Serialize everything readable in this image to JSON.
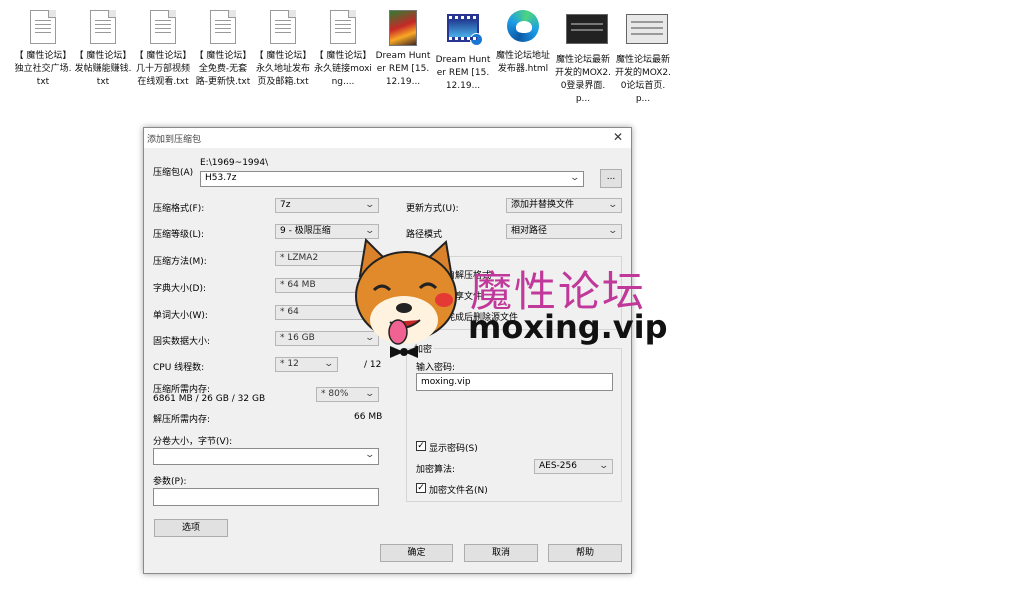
{
  "desktop": {
    "icons": [
      {
        "label": "【 魔性论坛】独立社交广场.txt",
        "type": "text-file-icon"
      },
      {
        "label": "【 魔性论坛】发帖赚能赚钱.txt",
        "type": "text-file-icon"
      },
      {
        "label": "【 魔性论坛】几十万部视频在线观看.txt",
        "type": "text-file-icon"
      },
      {
        "label": "【 魔性论坛】全免费-无套路-更新快.txt",
        "type": "text-file-icon"
      },
      {
        "label": "【 魔性论坛】永久地址发布页及邮箱.txt",
        "type": "text-file-icon"
      },
      {
        "label": "【 魔性论坛】永久链接moxing....",
        "type": "text-file-icon"
      },
      {
        "label": "Dream Hunter REM [15.12.19...",
        "type": "poster-image-icon"
      },
      {
        "label": "Dream Hunter REM [15.12.19...",
        "type": "video-file-icon"
      },
      {
        "label": "魔性论坛地址发布器.html",
        "type": "edge-browser-icon"
      },
      {
        "label": "魔性论坛最新开发的MOX2.0登录界面.p...",
        "type": "screenshot-image-icon"
      },
      {
        "label": "魔性论坛最新开发的MOX2.0论坛首页.p...",
        "type": "screenshot-image-icon"
      }
    ]
  },
  "dialog": {
    "title": "添加到压缩包",
    "close_glyph": "✕",
    "archive": {
      "label": "压缩包(A)",
      "path": "E:\\1969~1994\\",
      "filename": "H53.7z",
      "browse_label": "..."
    },
    "left": {
      "format": {
        "label": "压缩格式(F):",
        "value": "7z"
      },
      "level": {
        "label": "压缩等级(L):",
        "value": "9 - 极限压缩"
      },
      "method": {
        "label": "压缩方法(M):",
        "value": "* LZMA2"
      },
      "dict": {
        "label": "字典大小(D):",
        "value": "* 64 MB"
      },
      "word": {
        "label": "单词大小(W):",
        "value": "* 64"
      },
      "solid": {
        "label": "固实数据大小:",
        "value": "* 16 GB"
      },
      "threads": {
        "label": "CPU 线程数:",
        "value": "* 12",
        "max": "/ 12"
      },
      "mem_compress": {
        "label": "压缩所需内存:",
        "detail": "6861 MB / 26 GB / 32 GB",
        "value": "* 80%"
      },
      "mem_decompress": {
        "label": "解压所需内存:",
        "value": "66 MB"
      },
      "volume": {
        "label": "分卷大小，字节(V):",
        "value": ""
      },
      "params": {
        "label": "参数(P):",
        "value": ""
      },
      "options_button": "选项"
    },
    "right": {
      "update": {
        "label": "更新方式(U):",
        "value": "添加并替换文件"
      },
      "path_mode": {
        "label": "路径模式",
        "value": "相对路径"
      },
      "options_group": {
        "label": "选",
        "sfx": "创建自解压格式",
        "shared": "压缩共享文件",
        "delete": "压缩完成后删除源文件"
      },
      "encryption": {
        "label": "加密",
        "password_label": "输入密码:",
        "password_value": "moxing.vip",
        "show_password": "显示密码(S)",
        "method_label": "加密算法:",
        "method_value": "AES-256",
        "encrypt_names": "加密文件名(N)"
      }
    },
    "buttons": {
      "ok": "确定",
      "cancel": "取消",
      "help": "帮助"
    }
  },
  "watermark": {
    "title": "魔性论坛",
    "url": "moxing.vip",
    "colors": {
      "title": "#c0399a",
      "url": "#111111"
    }
  }
}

**Written request**
Without the pictures, repeat the listing above exactly.

**Answer in full**
Serialize everything readable in this image to JSON.
{
  "desktop": {
    "icons": [
      {
        "label": "【 魔性论坛】独立社交广场.txt",
        "type": "text-file-icon"
      },
      {
        "label": "【 魔性论坛】发帖赚能赚钱.txt",
        "type": "text-file-icon"
      },
      {
        "label": "【 魔性论坛】几十万部视频在线观看.txt",
        "type": "text-file-icon"
      },
      {
        "label": "【 魔性论坛】全免费-无套路-更新快.txt",
        "type": "text-file-icon"
      },
      {
        "label": "【 魔性论坛】永久地址发布页及邮箱.txt",
        "type": "text-file-icon"
      },
      {
        "label": "【 魔性论坛】永久链接moxing....",
        "type": "text-file-icon"
      },
      {
        "label": "Dream Hunter REM [15.12.19...",
        "type": "poster-image-icon"
      },
      {
        "label": "Dream Hunter REM [15.12.19...",
        "type": "video-file-icon"
      },
      {
        "label": "魔性论坛地址发布器.html",
        "type": "edge-browser-icon"
      },
      {
        "label": "魔性论坛最新开发的MOX2.0登录界面.p...",
        "type": "screenshot-image-icon"
      },
      {
        "label": "魔性论坛最新开发的MOX2.0论坛首页.p...",
        "type": "screenshot-image-icon"
      }
    ]
  },
  "dialog": {
    "title": "添加到压缩包",
    "close_glyph": "✕",
    "archive": {
      "label": "压缩包(A)",
      "path": "E:\\1969~1994\\",
      "filename": "H53.7z",
      "browse_label": "..."
    },
    "left": {
      "format": {
        "label": "压缩格式(F):",
        "value": "7z"
      },
      "level": {
        "label": "压缩等级(L):",
        "value": "9 - 极限压缩"
      },
      "method": {
        "label": "压缩方法(M):",
        "value": "* LZMA2"
      },
      "dict": {
        "label": "字典大小(D):",
        "value": "* 64 MB"
      },
      "word": {
        "label": "单词大小(W):",
        "value": "* 64"
      },
      "solid": {
        "label": "固实数据大小:",
        "value": "* 16 GB"
      },
      "threads": {
        "label": "CPU 线程数:",
        "value": "* 12",
        "max": "/ 12"
      },
      "mem_compress": {
        "label": "压缩所需内存:",
        "detail": "6861 MB / 26 GB / 32 GB",
        "value": "* 80%"
      },
      "mem_decompress": {
        "label": "解压所需内存:",
        "value": "66 MB"
      },
      "volume": {
        "label": "分卷大小，字节(V):",
        "value": ""
      },
      "params": {
        "label": "参数(P):",
        "value": ""
      },
      "options_button": "选项"
    },
    "right": {
      "update": {
        "label": "更新方式(U):",
        "value": "添加并替换文件"
      },
      "path_mode": {
        "label": "路径模式",
        "value": "相对路径"
      },
      "options_group": {
        "label": "选",
        "sfx": "创建自解压格式",
        "shared": "压缩共享文件",
        "delete": "压缩完成后删除源文件"
      },
      "encryption": {
        "label": "加密",
        "password_label": "输入密码:",
        "password_value": "moxing.vip",
        "show_password": "显示密码(S)",
        "method_label": "加密算法:",
        "method_value": "AES-256",
        "encrypt_names": "加密文件名(N)"
      }
    },
    "buttons": {
      "ok": "确定",
      "cancel": "取消",
      "help": "帮助"
    }
  },
  "watermark": {
    "title": "魔性论坛",
    "url": "moxing.vip",
    "colors": {
      "title": "#c0399a",
      "url": "#111111"
    }
  }
}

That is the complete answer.